> **SET EXERCISE 1**
Quote the listing below word for word, from its first line through the line containing "link-preview[interactable]: LINKIESTA.IT Le".

> **DOCUMENT EXTRACT**
It’s rare that hypocrisy has such drastic consequences. However, this is precisely what we are facing into now. Dominic Cummings apparently had a hand in crafting the simple, effective message of lockdown: “Stay at Home. Protect the NHS. Save Lives.” But when it came obeying it personally, he couldn’t bear being locked down. Rather, he drove over 250 miles to his family’s estate in Durham. He apparently was also caught going to the beauty spot of Barnard’s Castle with his wife for her birthday. If we add his actions to his words, his slogan, “Stay at Home. Protect the NHS. Save Lives.” apparently should be followed by a “just kidding”.
When confronted with the consequences of their misdeeds, a normal person would admit to shame and apologise. Contrition is not on Mr. Cummings’ emotional palette. He believes he is not bound by his own prescriptions; what’s worse is that his boss, Boris Johnson, doesn’t seem to think so either. They are the elite, they would likely have us believe, and rules, laws and strictures, even those developed by the keenest scientific minds, do not apply. Mr. Cummings went to his parents’ estate in Durham; he broke the rules, but he has an estate, he has power, and that, in his mind, gives him the right.
A certain level of hypocrisy is a normal, even beneficial, part of life. We tell our children not to do things that we may have done when they were their age; bitter experience informs our opinion and makes us want better for them. Church leaders preach peace and love, but underneath they are as susceptible to vanity, wrath, and sin as the rest of us. A level of hypocrisy provides us with the impetus to do better; the difficulty is that we must remain ignorant of much of the hypocrisy in train.
Is that possible in an era as connected as ours? A celebrity goes to a restaurant and can’t escape requests for selfies. We are all mortal, but the internet and the communications we share across it, live forever. Every last chapter and verse of our foibles is out there: the message we wrote in all caps, the intemperate words we used. Not everything is worth repetition or emulation. Sometimes, it’s best that things are forgotten.
Perhaps our connected era demands higher standards. If you go into politics, you should be conscious of this: there is no room for issuing life and death instructions and then throwing them away casually when they become inconvenient. It’s not enough to say, “reduce your carbon footprint” and then make only token gestures towards doing so. Like private hypocrisy, public hypocrisy can be a force for good, only if its sufficiently exposed and as a result, we demand that our leaders do as they say, and what they prescribe is what they do.

> **SET EXERCISE 2**
From the essay on political hypocrisy above, print the passage from "A certain level" to "hypocrisy in train." word for word.

Coordinate annotation records:

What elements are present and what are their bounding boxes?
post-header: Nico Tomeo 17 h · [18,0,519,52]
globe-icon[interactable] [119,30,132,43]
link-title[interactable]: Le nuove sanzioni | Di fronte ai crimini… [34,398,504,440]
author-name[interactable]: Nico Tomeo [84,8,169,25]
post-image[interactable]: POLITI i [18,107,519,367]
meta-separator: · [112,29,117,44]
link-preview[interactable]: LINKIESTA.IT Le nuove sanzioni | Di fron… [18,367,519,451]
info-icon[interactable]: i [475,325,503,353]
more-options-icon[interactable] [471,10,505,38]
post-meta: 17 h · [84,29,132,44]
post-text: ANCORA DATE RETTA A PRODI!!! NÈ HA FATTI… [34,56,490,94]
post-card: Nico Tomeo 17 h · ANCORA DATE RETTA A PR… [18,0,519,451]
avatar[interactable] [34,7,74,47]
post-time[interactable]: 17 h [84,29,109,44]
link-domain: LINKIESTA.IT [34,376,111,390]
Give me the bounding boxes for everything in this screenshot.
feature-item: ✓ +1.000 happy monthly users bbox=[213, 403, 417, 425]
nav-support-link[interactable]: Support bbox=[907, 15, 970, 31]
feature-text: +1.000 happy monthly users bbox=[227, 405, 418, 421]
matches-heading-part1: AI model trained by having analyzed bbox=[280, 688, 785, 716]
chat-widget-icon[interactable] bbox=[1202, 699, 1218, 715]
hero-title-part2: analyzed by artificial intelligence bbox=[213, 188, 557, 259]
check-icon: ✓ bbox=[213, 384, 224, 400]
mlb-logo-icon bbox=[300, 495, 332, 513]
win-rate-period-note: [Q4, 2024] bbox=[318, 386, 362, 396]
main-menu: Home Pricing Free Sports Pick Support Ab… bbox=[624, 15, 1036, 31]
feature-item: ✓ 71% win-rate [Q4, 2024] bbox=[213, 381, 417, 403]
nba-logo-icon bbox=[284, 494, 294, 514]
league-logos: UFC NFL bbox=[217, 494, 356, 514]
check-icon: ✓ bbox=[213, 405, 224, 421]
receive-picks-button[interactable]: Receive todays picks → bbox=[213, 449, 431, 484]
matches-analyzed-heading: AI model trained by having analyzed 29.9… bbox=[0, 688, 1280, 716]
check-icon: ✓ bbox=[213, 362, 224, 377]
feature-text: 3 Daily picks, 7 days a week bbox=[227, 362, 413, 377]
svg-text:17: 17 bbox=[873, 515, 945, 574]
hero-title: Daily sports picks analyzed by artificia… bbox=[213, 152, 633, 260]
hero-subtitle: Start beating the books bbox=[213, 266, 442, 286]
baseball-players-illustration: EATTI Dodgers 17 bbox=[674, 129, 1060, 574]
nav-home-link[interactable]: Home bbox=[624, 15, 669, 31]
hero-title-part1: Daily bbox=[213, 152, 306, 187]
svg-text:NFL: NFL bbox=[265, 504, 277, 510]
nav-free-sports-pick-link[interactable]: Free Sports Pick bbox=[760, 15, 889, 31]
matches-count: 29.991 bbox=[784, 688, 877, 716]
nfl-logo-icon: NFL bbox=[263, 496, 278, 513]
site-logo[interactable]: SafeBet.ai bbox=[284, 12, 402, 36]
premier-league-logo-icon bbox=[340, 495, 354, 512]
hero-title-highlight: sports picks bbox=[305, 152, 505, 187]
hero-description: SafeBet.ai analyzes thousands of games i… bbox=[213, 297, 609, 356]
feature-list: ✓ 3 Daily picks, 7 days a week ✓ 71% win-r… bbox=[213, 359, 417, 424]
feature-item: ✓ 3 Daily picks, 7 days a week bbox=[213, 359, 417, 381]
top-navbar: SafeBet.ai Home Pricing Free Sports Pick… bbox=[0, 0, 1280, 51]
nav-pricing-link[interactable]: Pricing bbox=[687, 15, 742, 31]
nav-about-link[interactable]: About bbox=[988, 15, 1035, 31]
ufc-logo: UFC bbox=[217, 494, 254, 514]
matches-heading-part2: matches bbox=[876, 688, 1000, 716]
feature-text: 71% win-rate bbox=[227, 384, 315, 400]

> **CORRECT RESULT 1**
What elements are present and what are their bounding boxes?
post-header: Nico Tomeo 17 h · [18,0,519,52]
globe-icon[interactable] [119,30,132,43]
link-title[interactable]: Le nuove sanzioni | Di fronte ai crimini… [34,398,504,440]
author-name[interactable]: Nico Tomeo [84,8,169,25]
post-image[interactable]: POLITI i [18,107,519,367]
meta-separator: · [112,29,117,44]
link-preview[interactable]: LINKIESTA.IT Le nuove sanzioni | Di fron… [18,367,519,451]

> **CORRECT RESULT 2**
A certain level of hypocrisy is a normal, even beneficial, part of life. We tell our children not to do things that we may have done when they were their age; bitter experience informs our opinion and makes us want better for them. Church leaders preach peace and love, but underneath they are as susceptible to vanity, wrath, and sin as the rest of us. A level of hypocrisy provides us with the impetus to do better; the difficulty is that we must remain ignorant of much of the hypocrisy in train.